▸ Task to complete: Give back the records below exactly, every one, with no pictures.

───── Information provided

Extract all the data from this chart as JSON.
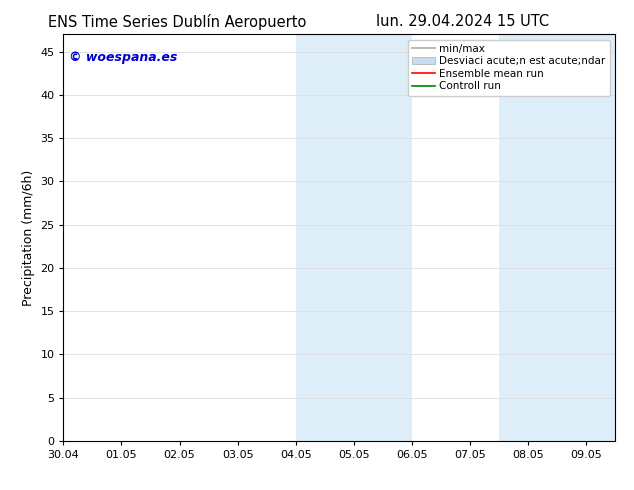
{
  "title_left_text": "ENS Time Series Dublín Aeropuerto",
  "title_right": "lun. 29.04.2024 15 UTC",
  "ylabel": "Precipitation (mm/6h)",
  "watermark": "© woespana.es",
  "watermark_color": "#0000cc",
  "xlim_left": 0,
  "xlim_right": 9.5,
  "ylim_bottom": 0,
  "ylim_top": 47,
  "xtick_labels": [
    "30.04",
    "01.05",
    "02.05",
    "03.05",
    "04.05",
    "05.05",
    "06.05",
    "07.05",
    "08.05",
    "09.05"
  ],
  "xtick_positions": [
    0,
    1,
    2,
    3,
    4,
    5,
    6,
    7,
    8,
    9
  ],
  "ytick_positions": [
    0,
    5,
    10,
    15,
    20,
    25,
    30,
    35,
    40,
    45
  ],
  "shaded_regions": [
    {
      "xmin": 4.0,
      "xmax": 5.0,
      "color": "#ddeef8"
    },
    {
      "xmin": 5.0,
      "xmax": 6.0,
      "color": "#ddeef8"
    },
    {
      "xmin": 7.5,
      "xmax": 8.5,
      "color": "#ddeef8"
    },
    {
      "xmin": 8.5,
      "xmax": 9.5,
      "color": "#ddeef8"
    }
  ],
  "legend_label_minmax": "min/max",
  "legend_label_std": "Desviaci acute;n est acute;ndar",
  "legend_label_ensemble": "Ensemble mean run",
  "legend_label_control": "Controll run",
  "legend_color_minmax": "#aaaaaa",
  "legend_color_std": "#c8ddf0",
  "legend_color_ensemble": "red",
  "legend_color_control": "green",
  "bg_color": "#ffffff",
  "grid_color": "#dddddd",
  "spine_color": "#000000",
  "title_fontsize": 10.5,
  "tick_fontsize": 8,
  "ylabel_fontsize": 9,
  "legend_fontsize": 7.5
}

──────────

▸ Output for this exercise:
Extract all the data from this chart as JSON.
{
  "title_left_text": "ENS Time Series Dublín Aeropuerto",
  "title_right": "lun. 29.04.2024 15 UTC",
  "ylabel": "Precipitation (mm/6h)",
  "watermark": "© woespana.es",
  "watermark_color": "#0000cc",
  "xlim_left": 0,
  "xlim_right": 9.5,
  "ylim_bottom": 0,
  "ylim_top": 47,
  "xtick_labels": [
    "30.04",
    "01.05",
    "02.05",
    "03.05",
    "04.05",
    "05.05",
    "06.05",
    "07.05",
    "08.05",
    "09.05"
  ],
  "xtick_positions": [
    0,
    1,
    2,
    3,
    4,
    5,
    6,
    7,
    8,
    9
  ],
  "ytick_positions": [
    0,
    5,
    10,
    15,
    20,
    25,
    30,
    35,
    40,
    45
  ],
  "shaded_regions": [
    {
      "xmin": 4.0,
      "xmax": 5.0,
      "color": "#ddeef8"
    },
    {
      "xmin": 5.0,
      "xmax": 6.0,
      "color": "#ddeef8"
    },
    {
      "xmin": 7.5,
      "xmax": 8.5,
      "color": "#ddeef8"
    },
    {
      "xmin": 8.5,
      "xmax": 9.5,
      "color": "#ddeef8"
    }
  ],
  "legend_label_minmax": "min/max",
  "legend_label_std": "Desviaci acute;n est acute;ndar",
  "legend_label_ensemble": "Ensemble mean run",
  "legend_label_control": "Controll run",
  "legend_color_minmax": "#aaaaaa",
  "legend_color_std": "#c8ddf0",
  "legend_color_ensemble": "red",
  "legend_color_control": "green",
  "bg_color": "#ffffff",
  "grid_color": "#dddddd",
  "spine_color": "#000000",
  "title_fontsize": 10.5,
  "tick_fontsize": 8,
  "ylabel_fontsize": 9,
  "legend_fontsize": 7.5
}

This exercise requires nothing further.